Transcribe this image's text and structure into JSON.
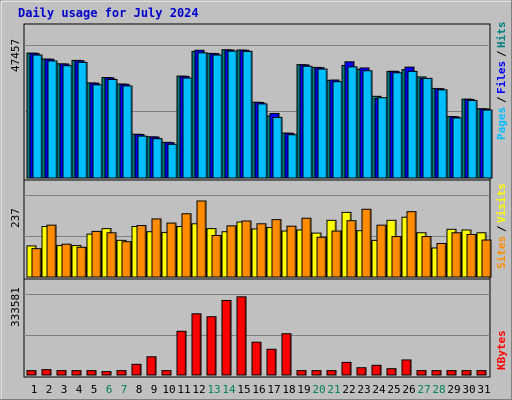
{
  "chart_data": {
    "type": "bar",
    "title": "Daily usage for July 2024",
    "categories": [
      "1",
      "2",
      "3",
      "4",
      "5",
      "6",
      "7",
      "8",
      "9",
      "10",
      "11",
      "12",
      "13",
      "14",
      "15",
      "16",
      "17",
      "18",
      "19",
      "20",
      "21",
      "22",
      "23",
      "24",
      "25",
      "26",
      "27",
      "28",
      "29",
      "30",
      "31"
    ],
    "weekend_days": [
      "6",
      "7",
      "13",
      "14",
      "20",
      "21",
      "27",
      "28"
    ],
    "panels": [
      {
        "name": "requests",
        "ymax_label": "47457",
        "ymax": 47457,
        "legend": [
          "Pages",
          "Files",
          "Hits"
        ],
        "series": [
          {
            "name": "Hits",
            "color": "#008080",
            "values": [
              44500,
              42400,
              40700,
              41900,
              33900,
              35800,
              33500,
              15600,
              14700,
              12700,
              36300,
              45100,
              44400,
              45700,
              45600,
              27000,
              22100,
              16000,
              40400,
              39400,
              34800,
              40100,
              38700,
              29100,
              38000,
              38600,
              36000,
              31900,
              21900,
              28100,
              24700
            ]
          },
          {
            "name": "Files",
            "color": "#0000ff",
            "values": [
              44400,
              42300,
              40600,
              41800,
              33800,
              35700,
              33400,
              15500,
              14600,
              12600,
              36200,
              45500,
              44300,
              45600,
              45500,
              26900,
              23000,
              15900,
              40300,
              39300,
              34900,
              41400,
              39200,
              28300,
              38000,
              39500,
              35400,
              31800,
              21800,
              28000,
              24600
            ]
          },
          {
            "name": "Pages",
            "color": "#00bfff",
            "values": [
              43800,
              41700,
              40000,
              41200,
              33200,
              35100,
              32800,
              14900,
              14000,
              12000,
              35600,
              44600,
              43800,
              45200,
              45100,
              26400,
              21600,
              15400,
              39800,
              38800,
              34300,
              39600,
              38200,
              28600,
              37500,
              38000,
              35500,
              31400,
              21400,
              27600,
              24200
            ]
          }
        ]
      },
      {
        "name": "visits",
        "ymax_label": "237",
        "ymax": 237,
        "legend": [
          "Sites",
          "Visits"
        ],
        "series": [
          {
            "name": "Visits",
            "color": "#ffff00",
            "values": [
              90,
              146,
              91,
              91,
              124,
              140,
              106,
              146,
              131,
              129,
              146,
              154,
              140,
              131,
              159,
              139,
              143,
              133,
              136,
              127,
              164,
              187,
              134,
              106,
              164,
              173,
              128,
              84,
              138,
              136,
              128
            ]
          },
          {
            "name": "Sites",
            "color": "#ff8c00",
            "values": [
              82,
              150,
              95,
              86,
              132,
              128,
              102,
              149,
              168,
              156,
              183,
              220,
              120,
              148,
              162,
              154,
              166,
              147,
              170,
              115,
              133,
              163,
              196,
              150,
              117,
              189,
              117,
              97,
              128,
              123,
              107
            ]
          }
        ]
      },
      {
        "name": "kbytes",
        "ymax_label": "333581",
        "ymax": 333581,
        "legend": [
          "KBytes"
        ],
        "series": [
          {
            "name": "KBytes",
            "color": "#ff0000",
            "values": [
              18000,
              22000,
              18000,
              18000,
              18000,
              14000,
              18000,
              44000,
              75000,
              18000,
              180000,
              252000,
              240000,
              307000,
              322000,
              135000,
              106000,
              170000,
              18000,
              18000,
              18000,
              52000,
              30000,
              40000,
              26000,
              62000,
              18000,
              18000,
              18000,
              18000,
              18000
            ]
          }
        ]
      }
    ],
    "xlabel": "",
    "grid": true
  }
}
========================
■ **Exercise**: Using the data above, copy each line that contains "color".

■ **Completed exercise**:
            "color": "#008080",
            "color": "#0000ff",
            "color": "#00bfff",
            "color": "#ffff00",
            "color": "#ff8c00",
            "color": "#ff0000",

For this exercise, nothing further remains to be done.